§ **Job**
Count how many lines have the word "hygro" in them. Reply with that number by itself.

§ **Input data**
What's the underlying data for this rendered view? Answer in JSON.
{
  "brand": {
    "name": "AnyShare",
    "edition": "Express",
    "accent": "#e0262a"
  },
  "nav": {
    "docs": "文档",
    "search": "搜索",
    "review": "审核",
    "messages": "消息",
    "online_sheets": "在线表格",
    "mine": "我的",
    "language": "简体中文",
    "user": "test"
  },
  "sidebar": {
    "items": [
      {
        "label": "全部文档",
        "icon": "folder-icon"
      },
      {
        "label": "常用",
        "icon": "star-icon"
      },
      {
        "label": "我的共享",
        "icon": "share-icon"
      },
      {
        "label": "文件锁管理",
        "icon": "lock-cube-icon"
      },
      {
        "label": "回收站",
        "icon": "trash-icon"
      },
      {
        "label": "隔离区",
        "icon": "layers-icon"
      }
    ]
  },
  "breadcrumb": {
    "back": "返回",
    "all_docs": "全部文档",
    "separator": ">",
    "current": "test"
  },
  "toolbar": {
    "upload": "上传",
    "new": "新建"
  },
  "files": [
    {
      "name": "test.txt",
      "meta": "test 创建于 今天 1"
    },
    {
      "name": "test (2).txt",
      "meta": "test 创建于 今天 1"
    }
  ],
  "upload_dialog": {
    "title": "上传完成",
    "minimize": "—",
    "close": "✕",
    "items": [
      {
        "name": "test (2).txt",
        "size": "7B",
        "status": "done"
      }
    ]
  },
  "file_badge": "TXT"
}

==

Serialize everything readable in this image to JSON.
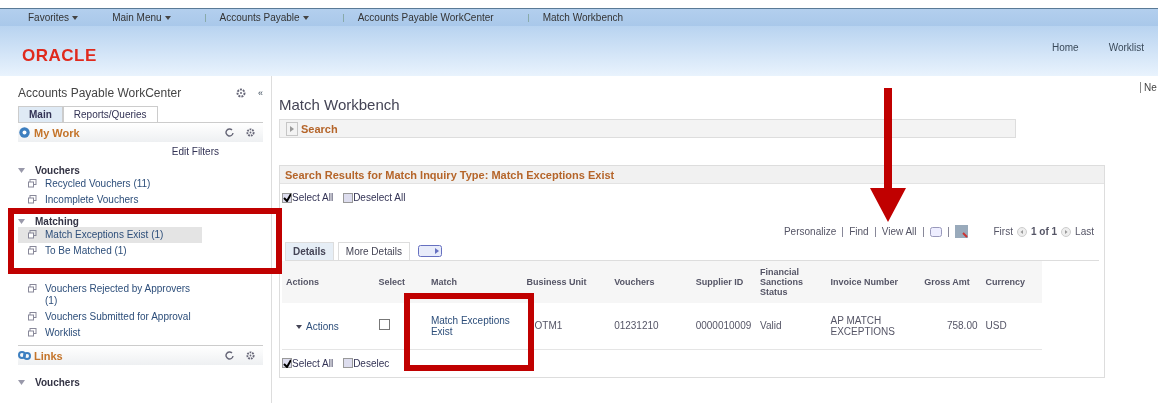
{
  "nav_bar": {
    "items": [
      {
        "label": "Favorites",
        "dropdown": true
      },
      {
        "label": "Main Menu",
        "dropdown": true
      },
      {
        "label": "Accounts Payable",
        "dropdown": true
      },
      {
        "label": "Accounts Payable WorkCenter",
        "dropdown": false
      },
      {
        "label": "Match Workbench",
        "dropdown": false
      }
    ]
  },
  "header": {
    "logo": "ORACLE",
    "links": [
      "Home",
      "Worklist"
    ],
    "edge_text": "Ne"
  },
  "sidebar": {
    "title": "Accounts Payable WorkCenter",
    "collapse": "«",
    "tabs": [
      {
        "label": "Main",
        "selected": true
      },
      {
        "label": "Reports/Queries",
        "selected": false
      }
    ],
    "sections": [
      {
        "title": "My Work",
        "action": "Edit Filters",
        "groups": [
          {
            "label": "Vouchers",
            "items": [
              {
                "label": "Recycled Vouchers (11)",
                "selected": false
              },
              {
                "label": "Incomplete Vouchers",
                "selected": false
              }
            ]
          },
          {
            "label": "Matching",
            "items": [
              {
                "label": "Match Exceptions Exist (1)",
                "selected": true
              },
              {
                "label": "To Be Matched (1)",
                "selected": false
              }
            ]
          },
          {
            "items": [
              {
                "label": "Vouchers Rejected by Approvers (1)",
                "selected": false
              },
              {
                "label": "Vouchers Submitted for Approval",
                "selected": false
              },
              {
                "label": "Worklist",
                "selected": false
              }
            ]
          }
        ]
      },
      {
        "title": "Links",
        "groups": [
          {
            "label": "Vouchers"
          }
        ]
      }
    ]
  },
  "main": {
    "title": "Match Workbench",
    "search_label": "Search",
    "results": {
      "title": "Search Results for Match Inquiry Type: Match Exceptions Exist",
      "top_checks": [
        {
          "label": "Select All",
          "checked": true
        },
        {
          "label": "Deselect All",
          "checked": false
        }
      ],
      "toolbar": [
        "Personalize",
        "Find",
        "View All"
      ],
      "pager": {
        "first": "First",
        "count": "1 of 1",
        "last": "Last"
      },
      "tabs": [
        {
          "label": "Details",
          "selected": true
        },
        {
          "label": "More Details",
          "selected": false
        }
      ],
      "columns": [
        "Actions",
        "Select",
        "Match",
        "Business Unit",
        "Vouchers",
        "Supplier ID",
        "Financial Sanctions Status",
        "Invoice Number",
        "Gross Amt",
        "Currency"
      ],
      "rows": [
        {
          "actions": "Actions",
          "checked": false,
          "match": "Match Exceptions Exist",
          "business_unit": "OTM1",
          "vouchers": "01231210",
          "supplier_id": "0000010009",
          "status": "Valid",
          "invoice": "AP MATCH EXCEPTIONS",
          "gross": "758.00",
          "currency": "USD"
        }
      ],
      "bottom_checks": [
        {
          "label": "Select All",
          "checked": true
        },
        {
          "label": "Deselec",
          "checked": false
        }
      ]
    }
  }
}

* * *

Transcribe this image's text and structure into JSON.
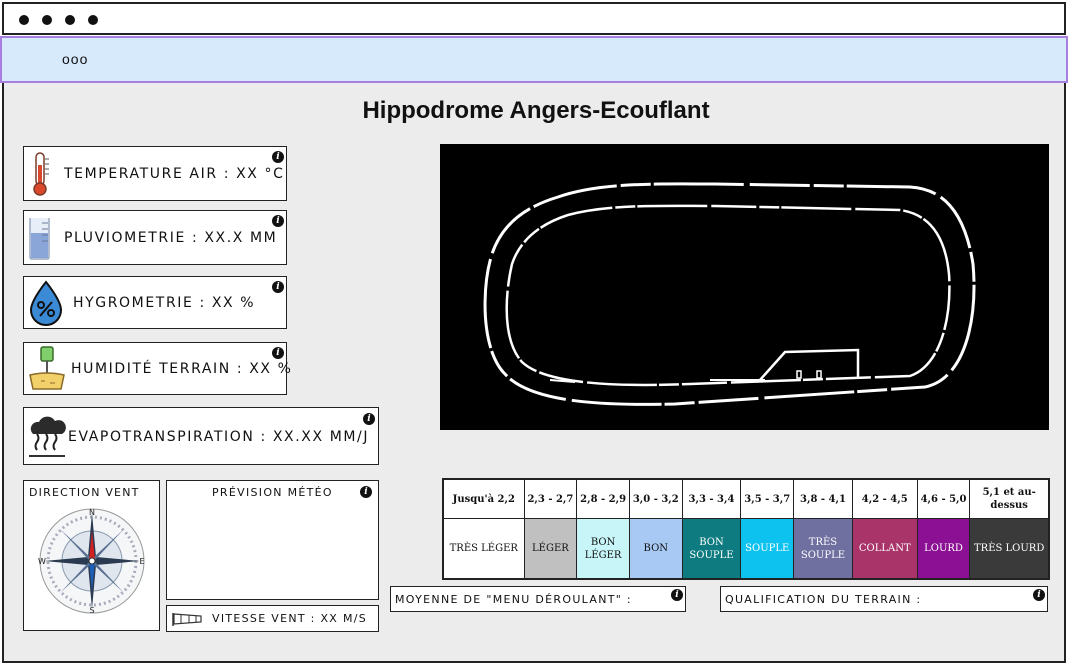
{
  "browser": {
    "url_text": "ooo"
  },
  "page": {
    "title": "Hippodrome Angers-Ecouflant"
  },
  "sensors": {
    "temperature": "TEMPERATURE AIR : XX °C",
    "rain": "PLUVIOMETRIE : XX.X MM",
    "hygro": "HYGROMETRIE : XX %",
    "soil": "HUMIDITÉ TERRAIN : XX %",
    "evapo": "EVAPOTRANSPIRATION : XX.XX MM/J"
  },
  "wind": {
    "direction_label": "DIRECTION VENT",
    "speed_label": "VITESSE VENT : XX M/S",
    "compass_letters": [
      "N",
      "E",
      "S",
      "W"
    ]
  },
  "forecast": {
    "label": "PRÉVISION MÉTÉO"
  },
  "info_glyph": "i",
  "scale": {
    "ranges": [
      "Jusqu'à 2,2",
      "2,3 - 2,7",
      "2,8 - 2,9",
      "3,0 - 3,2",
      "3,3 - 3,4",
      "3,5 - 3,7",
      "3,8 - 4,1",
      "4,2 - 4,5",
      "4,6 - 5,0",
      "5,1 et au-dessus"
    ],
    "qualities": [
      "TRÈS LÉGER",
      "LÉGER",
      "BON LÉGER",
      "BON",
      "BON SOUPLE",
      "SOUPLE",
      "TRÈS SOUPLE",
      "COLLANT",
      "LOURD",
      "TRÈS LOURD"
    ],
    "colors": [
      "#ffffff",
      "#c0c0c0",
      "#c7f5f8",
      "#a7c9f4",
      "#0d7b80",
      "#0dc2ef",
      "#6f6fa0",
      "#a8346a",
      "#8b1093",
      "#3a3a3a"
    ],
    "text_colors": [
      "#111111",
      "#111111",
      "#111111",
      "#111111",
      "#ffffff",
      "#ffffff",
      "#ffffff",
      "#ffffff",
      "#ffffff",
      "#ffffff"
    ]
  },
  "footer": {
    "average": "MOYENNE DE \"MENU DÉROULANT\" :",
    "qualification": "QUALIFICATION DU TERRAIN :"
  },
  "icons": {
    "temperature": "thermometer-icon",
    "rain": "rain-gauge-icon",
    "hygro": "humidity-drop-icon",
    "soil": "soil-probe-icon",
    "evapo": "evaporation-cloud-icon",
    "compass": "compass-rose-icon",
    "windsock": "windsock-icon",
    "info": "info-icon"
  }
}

§ **Solution below**
2